Would you restate all the data that follows, word for word?

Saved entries
•••
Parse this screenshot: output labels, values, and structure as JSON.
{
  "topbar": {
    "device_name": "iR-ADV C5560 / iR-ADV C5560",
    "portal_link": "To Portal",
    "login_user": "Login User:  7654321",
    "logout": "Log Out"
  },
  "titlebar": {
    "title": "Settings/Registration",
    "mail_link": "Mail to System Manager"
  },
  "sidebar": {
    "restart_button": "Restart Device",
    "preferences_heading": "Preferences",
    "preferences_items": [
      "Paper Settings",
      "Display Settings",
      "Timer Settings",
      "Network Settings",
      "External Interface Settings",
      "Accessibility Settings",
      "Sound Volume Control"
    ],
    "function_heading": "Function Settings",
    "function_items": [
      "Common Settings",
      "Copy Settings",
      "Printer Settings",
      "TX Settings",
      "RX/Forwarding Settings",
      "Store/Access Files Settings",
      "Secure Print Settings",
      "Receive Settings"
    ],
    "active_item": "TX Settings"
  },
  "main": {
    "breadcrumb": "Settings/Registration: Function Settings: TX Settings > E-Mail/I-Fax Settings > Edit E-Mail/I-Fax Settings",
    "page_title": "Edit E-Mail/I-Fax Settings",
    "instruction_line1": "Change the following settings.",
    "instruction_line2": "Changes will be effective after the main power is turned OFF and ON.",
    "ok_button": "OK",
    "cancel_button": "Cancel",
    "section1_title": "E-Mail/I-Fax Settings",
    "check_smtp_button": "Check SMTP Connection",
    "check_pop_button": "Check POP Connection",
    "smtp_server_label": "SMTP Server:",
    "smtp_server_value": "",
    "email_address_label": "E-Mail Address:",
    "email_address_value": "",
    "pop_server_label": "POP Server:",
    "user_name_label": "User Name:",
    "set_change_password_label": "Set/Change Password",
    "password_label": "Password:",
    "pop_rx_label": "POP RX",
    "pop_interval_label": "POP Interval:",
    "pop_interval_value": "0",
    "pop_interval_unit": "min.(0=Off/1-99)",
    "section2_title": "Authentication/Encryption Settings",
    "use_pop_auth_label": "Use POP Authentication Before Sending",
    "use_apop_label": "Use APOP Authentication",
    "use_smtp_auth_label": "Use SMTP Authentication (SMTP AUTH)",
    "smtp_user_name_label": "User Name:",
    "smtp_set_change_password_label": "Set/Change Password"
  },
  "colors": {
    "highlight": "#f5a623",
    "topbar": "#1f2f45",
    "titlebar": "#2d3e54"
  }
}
•••
THE SOLUTION »
Parse this screenshot: output labels, values, and structure as JSON.
{
  "topbar": {
    "device_name": "iR-ADV C5560 / iR-ADV C5560",
    "portal_link": "To Portal",
    "login_user": "Login User:  7654321",
    "logout": "Log Out"
  },
  "titlebar": {
    "title": "Settings/Registration",
    "mail_link": "Mail to System Manager"
  },
  "sidebar": {
    "restart_button": "Restart Device",
    "preferences_heading": "Preferences",
    "preferences_items": [
      "Paper Settings",
      "Display Settings",
      "Timer Settings",
      "Network Settings",
      "External Interface Settings",
      "Accessibility Settings",
      "Sound Volume Control"
    ],
    "function_heading": "Function Settings",
    "function_items": [
      "Common Settings",
      "Copy Settings",
      "Printer Settings",
      "TX Settings",
      "RX/Forwarding Settings",
      "Store/Access Files Settings",
      "Secure Print Settings",
      "Receive Settings"
    ],
    "active_item": "TX Settings"
  },
  "main": {
    "breadcrumb": "Settings/Registration: Function Settings: TX Settings > E-Mail/I-Fax Settings > Edit E-Mail/I-Fax Settings",
    "page_title": "Edit E-Mail/I-Fax Settings",
    "instruction_line1": "Change the following settings.",
    "instruction_line2": "Changes will be effective after the main power is turned OFF and ON.",
    "ok_button": "OK",
    "cancel_button": "Cancel",
    "section1_title": "E-Mail/I-Fax Settings",
    "check_smtp_button": "Check SMTP Connection",
    "check_pop_button": "Check POP Connection",
    "smtp_server_label": "SMTP Server:",
    "smtp_server_value": "",
    "email_address_label": "E-Mail Address:",
    "email_address_value": "",
    "pop_server_label": "POP Server:",
    "user_name_label": "User Name:",
    "set_change_password_label": "Set/Change Password",
    "password_label": "Password:",
    "pop_rx_label": "POP RX",
    "pop_interval_label": "POP Interval:",
    "pop_interval_value": "0",
    "pop_interval_unit": "min.(0=Off/1-99)",
    "section2_title": "Authentication/Encryption Settings",
    "use_pop_auth_label": "Use POP Authentication Before Sending",
    "use_apop_label": "Use APOP Authentication",
    "use_smtp_auth_label": "Use SMTP Authentication (SMTP AUTH)",
    "smtp_user_name_label": "User Name:",
    "smtp_set_change_password_label": "Set/Change Password"
  },
  "colors": {
    "highlight": "#f5a623",
    "topbar": "#1f2f45",
    "titlebar": "#2d3e54"
  }
}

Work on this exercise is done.